=== TASK LIST ===
**A.** In the claims analysis, what does independent claim 11 recite?
**B.** Reproduce the claims analysis word for word, from "The claims do" up to and including "very general sense.".

=== TEXT SECTION ===
◇ ◇ ◇ ◇

In this case, the independent claims do not include limitations that meet the criteria listed above, thus the abstract idea is not integrated into a practical application. Independent claim 1 recites a system comprising a memory and a processor that executes computer-executable components stored in the memory. Independent claim 11 recites a system coupled to a processor. Independent claim 19 recites a computer program product comprising computer readable storage medium having program instructions executable by a processor. In each of these instances these additional limitations amount to using a computer as a tool to perform the abstract idea and/or instructions to implement the abstract idea on a computer. There is no integration into a practical application.
The dependent claims further limit the abstract idea and some recite additional elements that do not integrate the abstract idea into a practical application. Dependent claims 2, 12 and 20 describe collecting data by a processor. This amounts to using a computer as a tool to perform the abstract idea of data gathering which is considered an observation/evaluation and therefore is mental process. There is no integration into a practical application. Dependent claims 3 and 13 recite tabulating, by the system, data to generate a categorization for adjusting answers. This amounts to using a computer as a tool to perform the abstract idea of data analysis which is considered an evaluation and therefore is mental process. There is no integration into a practical application. Dependent claims 4 and 14 recites combining HCI data and employment-based data to detect human bias. This is a mental process – evaluation – implemented by a computer. This amounts to using a computer as a tool to perform the abstract idea. There is no integration into a practical application. Dependent claims 5 and 15 recite forming digital data and generating a mean average value from the digital data to adjust an answer. Dependent claim 6 and 16 recite generating a second score from the first score representing human bias. Both sets of claim recite mental processes – an evaluation – implemented by a computer. This amounts to using a computer as a tool to perform the abstract idea. There is no integration into a practical application. Dependent claims 7-9, 17 and 18 recite data comparisons and action recommendations in response to data comparisons. These claims also recite mental processes – an evaluation – implemented by a computer. This amounts to using a computer as a tool to perform the abstract idea. There is no integration into a practical application. The use of machine learning is recited at a high level of generality and merely indicates a field of use or technological environment in which the abstract idea is performed. Dependent claim 10 recites a human entity analyzing bias threshold to determine outliers which makes up training data to train the machine learning. A human analyzing bias is a mental process – an evaluation - implemented by a computer. This amounts to using a computer as a tool to perform the abstract idea. There is no integration into a practical application.
The claims do not include limitations beyond generally linking the use of the abstract idea to a particular technological environment. When considered individually and in combination, the system and software claim elements only contribute generic recitations of technical elements to the claims. It is readily apparent, for example, that the claim is not directed to any specific improvements of these elements. The invention is not directed to a technical improvement. When the claims are considered individually and as a whole, the additional elements noted above appear to merely apply the abstract concept to a technical environment in a very general sense.

◇ ◇ ◇ ◇

=== DATASET SECTION ===
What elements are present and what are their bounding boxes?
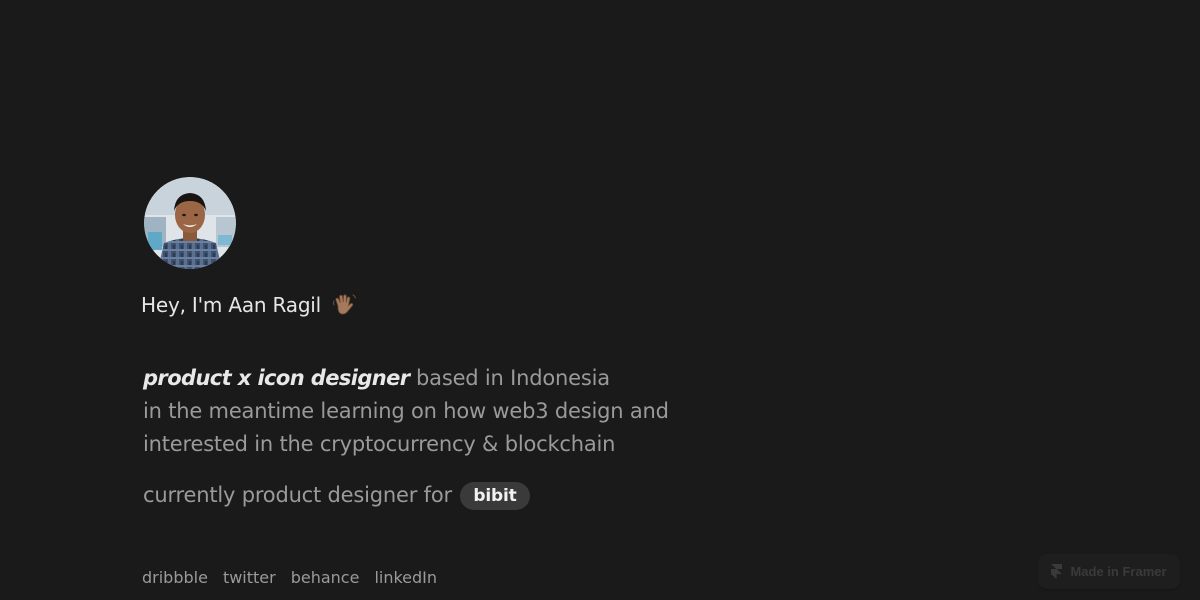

◇ ◇ ◇ ◇

=== WORKED SOLUTIONS ===
**A.** A system coupled to a processor.

**B.**
The claims do not include limitations beyond generally linking the use of the abstract idea to a particular technological environment. When considered individually and in combination, the system and software claim elements only contribute generic recitations of technical elements to the claims. It is readily apparent, for example, that the claim is not directed to any specific improvements of these elements. The invention is not directed to a technical improvement. When the claims are considered individually and as a whole, the additional elements noted above appear to merely apply the abstract concept to a technical environment in a very general sense.